[Dataset entries on figures]
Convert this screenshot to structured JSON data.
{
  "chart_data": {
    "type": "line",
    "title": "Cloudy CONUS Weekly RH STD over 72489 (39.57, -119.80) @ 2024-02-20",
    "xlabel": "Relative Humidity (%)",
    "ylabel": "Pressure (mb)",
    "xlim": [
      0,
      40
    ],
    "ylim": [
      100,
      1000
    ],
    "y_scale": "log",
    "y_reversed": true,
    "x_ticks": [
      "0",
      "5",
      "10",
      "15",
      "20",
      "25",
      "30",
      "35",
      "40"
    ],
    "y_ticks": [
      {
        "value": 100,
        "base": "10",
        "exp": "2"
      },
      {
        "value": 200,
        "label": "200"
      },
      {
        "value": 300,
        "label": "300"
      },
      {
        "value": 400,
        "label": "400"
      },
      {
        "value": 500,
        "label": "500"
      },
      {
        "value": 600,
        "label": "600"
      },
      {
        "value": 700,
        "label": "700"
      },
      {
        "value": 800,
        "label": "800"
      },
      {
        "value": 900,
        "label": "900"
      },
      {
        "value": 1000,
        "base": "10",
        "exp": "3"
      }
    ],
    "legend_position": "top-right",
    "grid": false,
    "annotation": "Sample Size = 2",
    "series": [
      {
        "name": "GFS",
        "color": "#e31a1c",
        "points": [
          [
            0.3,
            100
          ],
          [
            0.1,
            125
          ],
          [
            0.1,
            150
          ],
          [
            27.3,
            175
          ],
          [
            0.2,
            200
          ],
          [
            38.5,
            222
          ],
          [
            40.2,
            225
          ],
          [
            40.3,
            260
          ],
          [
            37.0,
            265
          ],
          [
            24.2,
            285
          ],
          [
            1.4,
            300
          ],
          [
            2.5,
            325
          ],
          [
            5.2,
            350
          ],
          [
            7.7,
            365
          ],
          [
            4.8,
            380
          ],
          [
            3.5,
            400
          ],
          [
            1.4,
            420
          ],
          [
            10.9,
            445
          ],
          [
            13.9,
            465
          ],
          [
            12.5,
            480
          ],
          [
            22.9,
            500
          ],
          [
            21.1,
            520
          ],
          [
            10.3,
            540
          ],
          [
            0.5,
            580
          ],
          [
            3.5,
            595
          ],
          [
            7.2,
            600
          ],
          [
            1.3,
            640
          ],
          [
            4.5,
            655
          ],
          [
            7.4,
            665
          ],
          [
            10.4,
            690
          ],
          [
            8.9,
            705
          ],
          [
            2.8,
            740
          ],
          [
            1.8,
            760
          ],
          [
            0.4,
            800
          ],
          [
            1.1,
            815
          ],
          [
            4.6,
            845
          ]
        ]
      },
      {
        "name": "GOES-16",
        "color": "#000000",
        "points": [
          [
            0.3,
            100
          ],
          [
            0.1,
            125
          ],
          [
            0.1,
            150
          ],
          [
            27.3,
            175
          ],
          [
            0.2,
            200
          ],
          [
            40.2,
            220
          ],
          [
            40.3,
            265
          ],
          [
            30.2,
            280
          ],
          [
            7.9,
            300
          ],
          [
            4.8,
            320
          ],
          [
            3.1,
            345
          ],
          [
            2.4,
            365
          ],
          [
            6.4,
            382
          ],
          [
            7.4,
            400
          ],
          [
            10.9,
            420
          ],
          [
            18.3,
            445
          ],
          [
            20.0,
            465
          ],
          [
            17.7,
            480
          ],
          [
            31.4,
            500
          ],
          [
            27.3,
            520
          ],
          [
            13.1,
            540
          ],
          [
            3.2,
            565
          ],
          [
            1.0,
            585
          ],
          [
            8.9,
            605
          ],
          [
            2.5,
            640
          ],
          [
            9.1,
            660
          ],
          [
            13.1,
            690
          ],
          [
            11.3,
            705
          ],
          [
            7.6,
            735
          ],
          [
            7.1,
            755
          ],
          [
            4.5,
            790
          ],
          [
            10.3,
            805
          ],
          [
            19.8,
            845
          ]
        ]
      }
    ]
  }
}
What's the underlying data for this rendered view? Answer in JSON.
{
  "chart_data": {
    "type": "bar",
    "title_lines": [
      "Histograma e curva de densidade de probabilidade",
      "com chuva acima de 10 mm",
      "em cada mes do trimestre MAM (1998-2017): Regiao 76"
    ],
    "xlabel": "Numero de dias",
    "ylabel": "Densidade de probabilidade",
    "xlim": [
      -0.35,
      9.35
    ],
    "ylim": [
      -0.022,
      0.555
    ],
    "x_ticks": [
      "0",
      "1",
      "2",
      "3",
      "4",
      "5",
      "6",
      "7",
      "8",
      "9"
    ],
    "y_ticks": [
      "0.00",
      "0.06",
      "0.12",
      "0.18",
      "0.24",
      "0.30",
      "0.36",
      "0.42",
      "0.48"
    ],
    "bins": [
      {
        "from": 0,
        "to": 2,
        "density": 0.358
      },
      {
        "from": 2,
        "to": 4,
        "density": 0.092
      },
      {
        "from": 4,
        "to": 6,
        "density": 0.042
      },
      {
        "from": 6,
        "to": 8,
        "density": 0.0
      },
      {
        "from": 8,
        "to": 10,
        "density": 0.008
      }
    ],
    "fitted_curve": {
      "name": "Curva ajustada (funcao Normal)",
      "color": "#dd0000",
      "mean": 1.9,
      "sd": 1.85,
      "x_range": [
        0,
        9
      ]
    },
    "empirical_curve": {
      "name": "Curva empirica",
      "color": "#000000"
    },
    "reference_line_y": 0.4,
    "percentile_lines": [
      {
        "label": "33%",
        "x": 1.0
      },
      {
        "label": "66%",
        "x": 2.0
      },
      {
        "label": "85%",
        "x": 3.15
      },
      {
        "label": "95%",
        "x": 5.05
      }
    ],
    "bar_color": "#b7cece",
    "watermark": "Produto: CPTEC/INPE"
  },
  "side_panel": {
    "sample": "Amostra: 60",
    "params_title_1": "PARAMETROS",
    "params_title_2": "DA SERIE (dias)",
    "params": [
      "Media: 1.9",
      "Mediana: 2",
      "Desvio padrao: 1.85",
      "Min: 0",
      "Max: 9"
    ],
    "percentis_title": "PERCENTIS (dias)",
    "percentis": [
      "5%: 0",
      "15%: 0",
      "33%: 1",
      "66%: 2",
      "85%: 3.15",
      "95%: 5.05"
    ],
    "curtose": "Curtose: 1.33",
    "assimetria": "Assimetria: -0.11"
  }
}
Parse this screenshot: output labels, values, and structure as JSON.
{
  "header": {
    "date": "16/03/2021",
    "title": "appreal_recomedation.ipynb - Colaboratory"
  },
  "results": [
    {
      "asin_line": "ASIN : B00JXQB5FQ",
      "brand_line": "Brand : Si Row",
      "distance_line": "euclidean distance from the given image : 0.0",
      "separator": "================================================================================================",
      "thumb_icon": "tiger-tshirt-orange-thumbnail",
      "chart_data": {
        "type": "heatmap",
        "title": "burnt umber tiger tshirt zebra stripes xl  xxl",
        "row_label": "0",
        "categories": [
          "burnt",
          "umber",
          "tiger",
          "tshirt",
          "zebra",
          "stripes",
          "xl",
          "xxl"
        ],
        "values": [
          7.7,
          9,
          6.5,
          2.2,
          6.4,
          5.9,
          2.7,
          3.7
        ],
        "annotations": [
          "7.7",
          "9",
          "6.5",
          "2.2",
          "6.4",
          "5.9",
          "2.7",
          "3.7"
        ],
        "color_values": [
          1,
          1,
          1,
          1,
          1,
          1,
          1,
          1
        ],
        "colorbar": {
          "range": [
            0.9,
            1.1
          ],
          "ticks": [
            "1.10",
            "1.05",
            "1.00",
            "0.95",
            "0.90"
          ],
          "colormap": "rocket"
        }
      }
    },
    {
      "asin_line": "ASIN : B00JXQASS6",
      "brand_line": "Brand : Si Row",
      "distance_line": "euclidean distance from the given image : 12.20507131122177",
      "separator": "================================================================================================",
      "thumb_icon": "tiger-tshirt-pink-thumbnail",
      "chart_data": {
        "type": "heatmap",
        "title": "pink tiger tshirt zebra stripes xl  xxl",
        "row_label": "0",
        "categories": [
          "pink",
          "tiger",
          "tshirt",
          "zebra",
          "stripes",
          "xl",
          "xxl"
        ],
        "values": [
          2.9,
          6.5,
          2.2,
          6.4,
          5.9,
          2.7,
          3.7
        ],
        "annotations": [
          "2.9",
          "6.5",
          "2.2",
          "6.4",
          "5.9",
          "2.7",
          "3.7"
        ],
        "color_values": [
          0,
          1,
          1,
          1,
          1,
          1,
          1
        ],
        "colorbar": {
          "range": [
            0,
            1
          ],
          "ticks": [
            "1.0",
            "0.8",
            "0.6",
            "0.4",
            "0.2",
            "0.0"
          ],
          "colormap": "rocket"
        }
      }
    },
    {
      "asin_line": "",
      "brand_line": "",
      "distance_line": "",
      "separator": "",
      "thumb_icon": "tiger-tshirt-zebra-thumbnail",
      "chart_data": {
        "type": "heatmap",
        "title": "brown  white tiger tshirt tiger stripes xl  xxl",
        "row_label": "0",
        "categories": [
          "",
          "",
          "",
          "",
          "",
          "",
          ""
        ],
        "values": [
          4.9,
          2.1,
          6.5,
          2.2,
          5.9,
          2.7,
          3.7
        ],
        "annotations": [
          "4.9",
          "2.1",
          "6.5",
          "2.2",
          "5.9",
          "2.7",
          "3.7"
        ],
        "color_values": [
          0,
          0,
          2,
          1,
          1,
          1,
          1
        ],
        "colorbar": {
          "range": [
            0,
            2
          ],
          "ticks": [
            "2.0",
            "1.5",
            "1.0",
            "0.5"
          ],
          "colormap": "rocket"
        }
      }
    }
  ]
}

> **To do**:
Find how many lines of the entries contain "stripes". Respond with the number only.

> **Solution to the exercise**:
5